━━━ LISTED ENTRIES ━━━

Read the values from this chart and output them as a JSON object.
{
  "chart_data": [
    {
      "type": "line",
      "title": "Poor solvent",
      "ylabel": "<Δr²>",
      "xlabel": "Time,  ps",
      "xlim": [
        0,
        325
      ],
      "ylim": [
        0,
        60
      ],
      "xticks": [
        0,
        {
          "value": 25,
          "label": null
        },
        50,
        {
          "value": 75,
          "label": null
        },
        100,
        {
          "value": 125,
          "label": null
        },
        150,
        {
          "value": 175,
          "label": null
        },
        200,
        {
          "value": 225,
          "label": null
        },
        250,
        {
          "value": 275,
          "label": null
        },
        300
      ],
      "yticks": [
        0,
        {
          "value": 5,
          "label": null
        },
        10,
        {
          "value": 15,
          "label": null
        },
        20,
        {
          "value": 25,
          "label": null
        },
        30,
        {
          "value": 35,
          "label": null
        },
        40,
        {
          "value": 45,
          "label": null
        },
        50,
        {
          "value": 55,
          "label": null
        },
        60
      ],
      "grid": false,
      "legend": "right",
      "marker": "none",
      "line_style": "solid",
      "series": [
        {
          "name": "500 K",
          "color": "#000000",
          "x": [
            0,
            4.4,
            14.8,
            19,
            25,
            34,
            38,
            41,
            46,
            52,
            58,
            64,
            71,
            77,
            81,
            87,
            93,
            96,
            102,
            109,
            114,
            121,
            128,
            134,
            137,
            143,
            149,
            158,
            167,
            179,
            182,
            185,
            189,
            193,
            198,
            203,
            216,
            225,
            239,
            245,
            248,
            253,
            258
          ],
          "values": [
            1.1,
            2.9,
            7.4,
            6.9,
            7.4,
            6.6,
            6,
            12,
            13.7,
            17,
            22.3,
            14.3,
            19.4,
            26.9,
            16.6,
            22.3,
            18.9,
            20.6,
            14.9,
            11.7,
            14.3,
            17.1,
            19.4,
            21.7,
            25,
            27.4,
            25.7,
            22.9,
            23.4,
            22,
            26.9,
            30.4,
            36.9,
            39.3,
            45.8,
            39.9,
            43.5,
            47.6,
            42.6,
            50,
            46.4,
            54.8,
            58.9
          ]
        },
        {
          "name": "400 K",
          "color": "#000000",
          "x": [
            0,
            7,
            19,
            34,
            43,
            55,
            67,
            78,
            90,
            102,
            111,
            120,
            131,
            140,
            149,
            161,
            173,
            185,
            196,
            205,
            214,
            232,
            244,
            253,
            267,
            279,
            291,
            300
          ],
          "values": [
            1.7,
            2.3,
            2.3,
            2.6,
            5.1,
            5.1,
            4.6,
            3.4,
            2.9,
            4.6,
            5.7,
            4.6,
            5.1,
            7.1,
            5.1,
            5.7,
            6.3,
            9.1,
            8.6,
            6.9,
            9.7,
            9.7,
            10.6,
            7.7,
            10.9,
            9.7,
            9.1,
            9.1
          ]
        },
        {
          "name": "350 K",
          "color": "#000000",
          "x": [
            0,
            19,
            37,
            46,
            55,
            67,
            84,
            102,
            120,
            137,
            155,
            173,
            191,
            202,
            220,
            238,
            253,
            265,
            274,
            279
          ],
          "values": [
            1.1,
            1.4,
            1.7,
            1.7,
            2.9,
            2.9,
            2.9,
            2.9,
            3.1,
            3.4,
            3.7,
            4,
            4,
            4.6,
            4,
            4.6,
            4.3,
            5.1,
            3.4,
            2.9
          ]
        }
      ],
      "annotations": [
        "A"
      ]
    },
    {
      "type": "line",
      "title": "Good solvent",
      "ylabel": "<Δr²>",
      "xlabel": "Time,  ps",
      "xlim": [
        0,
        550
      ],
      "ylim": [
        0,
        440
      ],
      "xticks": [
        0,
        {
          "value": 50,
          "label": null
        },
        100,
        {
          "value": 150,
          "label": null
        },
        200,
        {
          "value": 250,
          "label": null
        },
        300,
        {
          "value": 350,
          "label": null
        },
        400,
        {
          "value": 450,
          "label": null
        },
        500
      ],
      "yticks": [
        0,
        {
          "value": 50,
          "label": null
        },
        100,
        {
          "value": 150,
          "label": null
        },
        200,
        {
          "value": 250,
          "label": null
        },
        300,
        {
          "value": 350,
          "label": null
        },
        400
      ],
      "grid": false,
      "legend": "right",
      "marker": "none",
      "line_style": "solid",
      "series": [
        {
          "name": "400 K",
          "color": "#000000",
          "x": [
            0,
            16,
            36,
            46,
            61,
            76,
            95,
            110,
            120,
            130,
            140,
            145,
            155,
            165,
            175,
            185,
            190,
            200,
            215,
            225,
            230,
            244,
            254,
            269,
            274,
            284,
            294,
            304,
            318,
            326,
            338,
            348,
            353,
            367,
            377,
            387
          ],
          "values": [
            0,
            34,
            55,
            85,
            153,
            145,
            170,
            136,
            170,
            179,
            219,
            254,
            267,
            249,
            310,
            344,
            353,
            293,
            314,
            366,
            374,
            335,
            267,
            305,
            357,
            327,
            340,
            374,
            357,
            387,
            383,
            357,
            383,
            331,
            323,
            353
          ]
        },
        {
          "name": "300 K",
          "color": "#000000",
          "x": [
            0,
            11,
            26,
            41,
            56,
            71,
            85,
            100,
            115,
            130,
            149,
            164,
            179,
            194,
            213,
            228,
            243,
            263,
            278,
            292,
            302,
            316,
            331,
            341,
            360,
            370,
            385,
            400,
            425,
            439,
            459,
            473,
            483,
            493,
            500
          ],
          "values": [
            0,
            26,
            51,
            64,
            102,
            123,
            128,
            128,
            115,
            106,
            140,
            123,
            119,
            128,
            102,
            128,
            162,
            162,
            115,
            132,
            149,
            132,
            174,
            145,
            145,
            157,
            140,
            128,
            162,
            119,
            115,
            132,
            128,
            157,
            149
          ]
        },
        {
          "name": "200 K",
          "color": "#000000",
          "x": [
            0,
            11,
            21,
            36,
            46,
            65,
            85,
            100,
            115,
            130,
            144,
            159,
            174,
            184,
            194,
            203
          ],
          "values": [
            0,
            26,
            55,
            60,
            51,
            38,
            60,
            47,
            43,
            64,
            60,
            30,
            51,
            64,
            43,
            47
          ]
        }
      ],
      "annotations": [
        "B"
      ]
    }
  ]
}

━━━

**TASK DESCRIPTION**
Pick out all lines containing the string "name".

**OUTPUT**
          "name": "500 K",
          "name": "400 K",
          "name": "350 K",
          "name": "400 K",
          "name": "300 K",
          "name": "200 K",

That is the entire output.